>> START RAW DATA

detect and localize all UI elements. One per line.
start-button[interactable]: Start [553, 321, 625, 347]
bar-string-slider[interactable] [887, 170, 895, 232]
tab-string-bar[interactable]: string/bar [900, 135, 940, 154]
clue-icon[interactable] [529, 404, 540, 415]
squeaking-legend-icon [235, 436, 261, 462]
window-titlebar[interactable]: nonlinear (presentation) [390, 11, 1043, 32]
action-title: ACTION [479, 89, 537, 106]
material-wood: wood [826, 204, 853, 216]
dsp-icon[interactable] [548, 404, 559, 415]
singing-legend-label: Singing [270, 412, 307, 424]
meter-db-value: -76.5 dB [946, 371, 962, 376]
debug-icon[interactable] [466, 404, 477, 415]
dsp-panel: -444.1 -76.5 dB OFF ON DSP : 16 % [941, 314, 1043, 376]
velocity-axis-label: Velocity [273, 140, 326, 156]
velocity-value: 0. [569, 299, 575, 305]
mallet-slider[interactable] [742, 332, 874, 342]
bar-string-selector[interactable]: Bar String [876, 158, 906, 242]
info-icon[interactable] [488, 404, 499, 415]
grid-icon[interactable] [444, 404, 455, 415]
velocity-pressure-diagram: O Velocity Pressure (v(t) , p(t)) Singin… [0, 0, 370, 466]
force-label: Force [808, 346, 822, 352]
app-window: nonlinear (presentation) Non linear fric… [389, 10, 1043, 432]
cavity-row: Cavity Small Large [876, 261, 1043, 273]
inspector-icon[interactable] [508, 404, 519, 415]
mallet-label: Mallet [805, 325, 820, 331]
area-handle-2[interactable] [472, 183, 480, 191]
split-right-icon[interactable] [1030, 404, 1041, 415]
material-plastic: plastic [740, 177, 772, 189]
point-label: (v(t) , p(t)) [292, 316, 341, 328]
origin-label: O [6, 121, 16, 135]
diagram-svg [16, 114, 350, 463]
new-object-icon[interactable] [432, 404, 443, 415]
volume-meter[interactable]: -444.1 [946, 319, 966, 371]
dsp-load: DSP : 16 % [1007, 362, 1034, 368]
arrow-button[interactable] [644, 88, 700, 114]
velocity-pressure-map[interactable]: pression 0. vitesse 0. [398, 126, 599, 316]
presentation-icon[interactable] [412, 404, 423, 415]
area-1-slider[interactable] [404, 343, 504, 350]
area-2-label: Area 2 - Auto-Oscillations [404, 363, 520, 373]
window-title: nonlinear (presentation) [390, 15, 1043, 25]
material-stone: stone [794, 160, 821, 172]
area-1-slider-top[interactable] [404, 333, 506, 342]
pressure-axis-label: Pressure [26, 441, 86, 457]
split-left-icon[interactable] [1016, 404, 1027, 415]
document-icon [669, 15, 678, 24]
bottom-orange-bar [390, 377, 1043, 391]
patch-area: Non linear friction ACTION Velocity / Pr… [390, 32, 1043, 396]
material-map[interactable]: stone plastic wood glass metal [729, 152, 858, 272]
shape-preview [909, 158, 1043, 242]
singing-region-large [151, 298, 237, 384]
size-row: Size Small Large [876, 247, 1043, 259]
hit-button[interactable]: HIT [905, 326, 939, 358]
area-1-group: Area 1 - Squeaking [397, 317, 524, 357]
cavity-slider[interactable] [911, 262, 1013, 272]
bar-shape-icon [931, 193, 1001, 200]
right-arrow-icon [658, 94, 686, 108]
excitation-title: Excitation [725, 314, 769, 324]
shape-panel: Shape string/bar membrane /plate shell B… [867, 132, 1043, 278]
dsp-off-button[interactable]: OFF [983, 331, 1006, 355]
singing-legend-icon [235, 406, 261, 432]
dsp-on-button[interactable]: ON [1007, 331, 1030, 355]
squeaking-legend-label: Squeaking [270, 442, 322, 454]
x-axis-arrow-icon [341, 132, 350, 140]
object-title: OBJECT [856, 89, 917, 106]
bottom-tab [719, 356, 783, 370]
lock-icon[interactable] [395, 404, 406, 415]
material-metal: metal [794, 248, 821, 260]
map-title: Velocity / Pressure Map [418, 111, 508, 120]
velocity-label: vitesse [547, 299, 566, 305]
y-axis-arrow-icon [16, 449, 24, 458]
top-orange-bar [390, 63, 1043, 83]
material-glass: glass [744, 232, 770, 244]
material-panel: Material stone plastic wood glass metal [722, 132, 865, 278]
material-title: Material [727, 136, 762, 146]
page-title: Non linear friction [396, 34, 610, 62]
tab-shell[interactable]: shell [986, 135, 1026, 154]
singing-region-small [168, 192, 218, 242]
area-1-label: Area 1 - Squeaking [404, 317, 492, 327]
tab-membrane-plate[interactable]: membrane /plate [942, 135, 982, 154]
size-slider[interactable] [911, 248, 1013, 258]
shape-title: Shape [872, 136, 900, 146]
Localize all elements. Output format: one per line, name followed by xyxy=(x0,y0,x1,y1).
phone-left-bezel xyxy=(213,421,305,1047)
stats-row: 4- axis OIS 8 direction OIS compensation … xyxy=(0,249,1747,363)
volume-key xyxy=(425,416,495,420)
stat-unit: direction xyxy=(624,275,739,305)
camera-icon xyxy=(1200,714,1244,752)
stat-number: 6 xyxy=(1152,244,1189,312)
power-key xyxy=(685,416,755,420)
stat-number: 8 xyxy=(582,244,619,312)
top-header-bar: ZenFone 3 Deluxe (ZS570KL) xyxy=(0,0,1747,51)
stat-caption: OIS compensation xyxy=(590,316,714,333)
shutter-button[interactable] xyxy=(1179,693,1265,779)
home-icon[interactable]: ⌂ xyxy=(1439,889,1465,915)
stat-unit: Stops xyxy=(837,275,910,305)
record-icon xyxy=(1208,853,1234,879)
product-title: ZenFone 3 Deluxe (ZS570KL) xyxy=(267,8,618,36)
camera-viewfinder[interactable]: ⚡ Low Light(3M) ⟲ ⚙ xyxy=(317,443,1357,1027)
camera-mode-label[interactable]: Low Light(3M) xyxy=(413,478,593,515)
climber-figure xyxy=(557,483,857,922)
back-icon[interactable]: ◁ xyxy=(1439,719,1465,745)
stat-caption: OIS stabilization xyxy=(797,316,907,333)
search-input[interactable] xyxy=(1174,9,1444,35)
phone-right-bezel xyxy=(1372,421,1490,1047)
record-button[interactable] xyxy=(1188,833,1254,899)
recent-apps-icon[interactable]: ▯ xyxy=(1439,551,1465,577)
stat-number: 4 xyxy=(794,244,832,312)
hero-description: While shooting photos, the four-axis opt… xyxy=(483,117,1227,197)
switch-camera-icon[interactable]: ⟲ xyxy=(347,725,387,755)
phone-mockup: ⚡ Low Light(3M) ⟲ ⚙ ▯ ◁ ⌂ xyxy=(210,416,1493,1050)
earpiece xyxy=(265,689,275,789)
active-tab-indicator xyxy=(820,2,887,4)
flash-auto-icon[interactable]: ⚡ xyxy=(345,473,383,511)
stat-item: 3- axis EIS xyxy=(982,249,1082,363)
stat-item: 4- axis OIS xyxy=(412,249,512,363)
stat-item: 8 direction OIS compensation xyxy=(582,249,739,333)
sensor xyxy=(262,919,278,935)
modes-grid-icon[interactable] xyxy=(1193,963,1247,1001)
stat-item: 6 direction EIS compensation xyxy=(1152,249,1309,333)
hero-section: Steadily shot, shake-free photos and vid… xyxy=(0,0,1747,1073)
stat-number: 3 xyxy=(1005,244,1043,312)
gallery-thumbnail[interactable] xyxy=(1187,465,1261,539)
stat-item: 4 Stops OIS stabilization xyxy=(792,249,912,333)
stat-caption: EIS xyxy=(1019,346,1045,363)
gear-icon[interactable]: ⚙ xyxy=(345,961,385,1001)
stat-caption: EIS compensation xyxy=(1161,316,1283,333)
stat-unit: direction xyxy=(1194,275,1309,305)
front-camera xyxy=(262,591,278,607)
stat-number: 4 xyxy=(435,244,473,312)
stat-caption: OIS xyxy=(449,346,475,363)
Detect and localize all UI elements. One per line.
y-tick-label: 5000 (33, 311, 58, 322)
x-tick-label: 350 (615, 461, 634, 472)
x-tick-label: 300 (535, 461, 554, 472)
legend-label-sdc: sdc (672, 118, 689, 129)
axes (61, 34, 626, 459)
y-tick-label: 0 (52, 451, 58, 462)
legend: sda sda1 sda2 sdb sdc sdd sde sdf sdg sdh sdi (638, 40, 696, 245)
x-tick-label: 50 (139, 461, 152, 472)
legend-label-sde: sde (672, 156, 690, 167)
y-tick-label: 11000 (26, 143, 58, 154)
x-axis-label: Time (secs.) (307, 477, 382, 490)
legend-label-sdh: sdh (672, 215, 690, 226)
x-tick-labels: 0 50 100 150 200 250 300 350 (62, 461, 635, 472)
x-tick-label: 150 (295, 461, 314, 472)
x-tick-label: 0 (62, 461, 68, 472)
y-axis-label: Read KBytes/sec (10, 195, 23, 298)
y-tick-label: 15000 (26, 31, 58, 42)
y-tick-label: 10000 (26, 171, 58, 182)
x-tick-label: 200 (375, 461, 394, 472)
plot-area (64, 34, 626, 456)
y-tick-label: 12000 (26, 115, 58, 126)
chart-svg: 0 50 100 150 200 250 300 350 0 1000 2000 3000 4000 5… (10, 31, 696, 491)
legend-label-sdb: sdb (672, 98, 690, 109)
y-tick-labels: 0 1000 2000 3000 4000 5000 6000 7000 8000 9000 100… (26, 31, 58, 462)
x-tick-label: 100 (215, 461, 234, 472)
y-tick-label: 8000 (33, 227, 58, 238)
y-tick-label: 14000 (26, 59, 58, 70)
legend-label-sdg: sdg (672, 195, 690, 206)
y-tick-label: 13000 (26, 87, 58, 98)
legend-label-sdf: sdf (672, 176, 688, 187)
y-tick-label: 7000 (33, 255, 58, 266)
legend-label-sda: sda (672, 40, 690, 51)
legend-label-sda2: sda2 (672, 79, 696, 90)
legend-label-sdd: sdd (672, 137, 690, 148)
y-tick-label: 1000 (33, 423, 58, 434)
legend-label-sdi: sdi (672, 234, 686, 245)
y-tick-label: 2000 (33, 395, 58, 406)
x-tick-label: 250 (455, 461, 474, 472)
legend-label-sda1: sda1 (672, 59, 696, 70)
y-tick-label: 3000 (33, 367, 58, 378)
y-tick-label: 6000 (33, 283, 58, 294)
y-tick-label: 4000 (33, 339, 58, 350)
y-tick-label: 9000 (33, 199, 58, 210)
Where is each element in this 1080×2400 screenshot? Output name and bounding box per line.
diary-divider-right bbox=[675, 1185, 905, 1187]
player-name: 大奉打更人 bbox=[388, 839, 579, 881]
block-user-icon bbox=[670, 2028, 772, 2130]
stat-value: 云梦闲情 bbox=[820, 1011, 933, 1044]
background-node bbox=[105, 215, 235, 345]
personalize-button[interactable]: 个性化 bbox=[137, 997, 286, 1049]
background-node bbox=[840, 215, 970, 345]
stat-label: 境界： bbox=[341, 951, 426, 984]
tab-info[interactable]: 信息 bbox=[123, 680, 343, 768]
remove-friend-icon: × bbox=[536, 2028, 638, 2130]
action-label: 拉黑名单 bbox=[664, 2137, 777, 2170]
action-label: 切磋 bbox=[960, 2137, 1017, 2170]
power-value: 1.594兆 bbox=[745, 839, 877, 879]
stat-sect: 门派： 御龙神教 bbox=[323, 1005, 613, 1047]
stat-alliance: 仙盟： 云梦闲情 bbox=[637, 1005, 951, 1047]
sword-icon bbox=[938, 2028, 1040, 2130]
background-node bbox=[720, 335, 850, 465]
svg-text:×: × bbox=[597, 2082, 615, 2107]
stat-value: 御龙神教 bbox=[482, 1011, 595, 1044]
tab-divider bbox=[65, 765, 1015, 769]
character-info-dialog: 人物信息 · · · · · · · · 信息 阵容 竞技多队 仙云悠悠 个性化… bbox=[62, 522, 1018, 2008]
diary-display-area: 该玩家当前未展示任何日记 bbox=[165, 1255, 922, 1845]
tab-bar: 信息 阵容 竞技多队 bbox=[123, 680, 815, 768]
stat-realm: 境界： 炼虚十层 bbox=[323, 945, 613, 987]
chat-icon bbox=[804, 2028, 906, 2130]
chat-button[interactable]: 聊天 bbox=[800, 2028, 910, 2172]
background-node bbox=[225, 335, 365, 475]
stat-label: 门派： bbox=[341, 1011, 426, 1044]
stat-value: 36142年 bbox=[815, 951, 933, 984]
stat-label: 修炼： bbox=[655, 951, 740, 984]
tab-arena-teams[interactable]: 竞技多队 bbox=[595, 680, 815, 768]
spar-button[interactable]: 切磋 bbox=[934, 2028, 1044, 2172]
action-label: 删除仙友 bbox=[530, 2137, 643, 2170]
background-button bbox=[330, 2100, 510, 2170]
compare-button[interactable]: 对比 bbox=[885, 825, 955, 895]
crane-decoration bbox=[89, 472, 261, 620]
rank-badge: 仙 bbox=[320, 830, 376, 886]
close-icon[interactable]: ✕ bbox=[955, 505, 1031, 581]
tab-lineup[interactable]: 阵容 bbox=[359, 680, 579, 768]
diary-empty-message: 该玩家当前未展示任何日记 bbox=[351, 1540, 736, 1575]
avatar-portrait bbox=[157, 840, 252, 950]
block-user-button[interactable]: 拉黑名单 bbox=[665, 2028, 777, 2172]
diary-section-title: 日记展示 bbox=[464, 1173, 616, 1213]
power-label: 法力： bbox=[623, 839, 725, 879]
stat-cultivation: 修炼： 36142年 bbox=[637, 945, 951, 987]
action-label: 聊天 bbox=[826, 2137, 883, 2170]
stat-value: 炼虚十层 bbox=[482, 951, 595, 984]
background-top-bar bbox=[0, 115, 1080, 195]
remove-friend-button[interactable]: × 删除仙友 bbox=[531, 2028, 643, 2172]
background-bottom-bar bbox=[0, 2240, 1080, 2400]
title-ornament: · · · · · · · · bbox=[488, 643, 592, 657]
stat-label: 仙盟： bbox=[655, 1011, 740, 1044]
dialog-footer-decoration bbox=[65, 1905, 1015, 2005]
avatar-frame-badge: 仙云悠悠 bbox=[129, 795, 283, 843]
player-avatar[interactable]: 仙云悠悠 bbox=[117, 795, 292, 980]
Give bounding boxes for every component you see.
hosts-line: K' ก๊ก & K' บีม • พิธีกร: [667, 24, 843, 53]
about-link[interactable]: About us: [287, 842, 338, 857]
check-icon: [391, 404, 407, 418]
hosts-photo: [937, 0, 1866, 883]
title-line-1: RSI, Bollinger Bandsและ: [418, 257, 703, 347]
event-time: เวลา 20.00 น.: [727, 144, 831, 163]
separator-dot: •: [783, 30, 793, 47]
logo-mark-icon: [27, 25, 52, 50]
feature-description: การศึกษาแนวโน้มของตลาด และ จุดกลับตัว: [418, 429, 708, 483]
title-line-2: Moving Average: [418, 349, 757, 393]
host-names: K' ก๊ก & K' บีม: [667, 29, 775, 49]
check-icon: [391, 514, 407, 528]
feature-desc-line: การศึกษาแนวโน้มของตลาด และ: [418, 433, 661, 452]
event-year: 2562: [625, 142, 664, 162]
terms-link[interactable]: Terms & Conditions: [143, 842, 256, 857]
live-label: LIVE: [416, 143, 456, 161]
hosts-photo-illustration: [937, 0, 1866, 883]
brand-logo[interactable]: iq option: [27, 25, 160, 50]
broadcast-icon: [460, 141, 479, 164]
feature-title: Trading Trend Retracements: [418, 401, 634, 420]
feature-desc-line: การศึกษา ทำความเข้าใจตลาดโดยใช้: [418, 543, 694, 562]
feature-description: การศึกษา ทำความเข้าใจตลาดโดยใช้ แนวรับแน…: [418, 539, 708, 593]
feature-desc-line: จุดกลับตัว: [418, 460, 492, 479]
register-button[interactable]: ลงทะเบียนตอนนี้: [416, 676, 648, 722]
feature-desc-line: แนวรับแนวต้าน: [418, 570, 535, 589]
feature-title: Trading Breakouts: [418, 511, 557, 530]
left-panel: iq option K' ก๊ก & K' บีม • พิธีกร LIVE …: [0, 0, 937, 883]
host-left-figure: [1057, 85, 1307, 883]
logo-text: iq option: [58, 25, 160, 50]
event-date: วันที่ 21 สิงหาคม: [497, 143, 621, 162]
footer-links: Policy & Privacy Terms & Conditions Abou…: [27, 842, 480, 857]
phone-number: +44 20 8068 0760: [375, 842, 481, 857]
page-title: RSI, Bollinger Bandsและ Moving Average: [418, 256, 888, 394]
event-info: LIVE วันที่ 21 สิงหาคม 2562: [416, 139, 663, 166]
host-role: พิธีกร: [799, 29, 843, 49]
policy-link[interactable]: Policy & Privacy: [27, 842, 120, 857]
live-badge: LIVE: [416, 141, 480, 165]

>> END RAW DATA

**TASK**
Please copy out the entries exactly as they appear, from the first line through the line containing "velocity-axis-label: Velocity [273, 140, 326, 156]", inclusive.

**FULL ANSWER**
detect and localize all UI elements. One per line.
start-button[interactable]: Start [553, 321, 625, 347]
bar-string-slider[interactable] [887, 170, 895, 232]
tab-string-bar[interactable]: string/bar [900, 135, 940, 154]
clue-icon[interactable] [529, 404, 540, 415]
squeaking-legend-icon [235, 436, 261, 462]
window-titlebar[interactable]: nonlinear (presentation) [390, 11, 1043, 32]
action-title: ACTION [479, 89, 537, 106]
material-wood: wood [826, 204, 853, 216]
dsp-icon[interactable] [548, 404, 559, 415]
singing-legend-label: Singing [270, 412, 307, 424]
meter-db-value: -76.5 dB [946, 371, 962, 376]
debug-icon[interactable] [466, 404, 477, 415]
dsp-panel: -444.1 -76.5 dB OFF ON DSP : 16 % [941, 314, 1043, 376]
velocity-axis-label: Velocity [273, 140, 326, 156]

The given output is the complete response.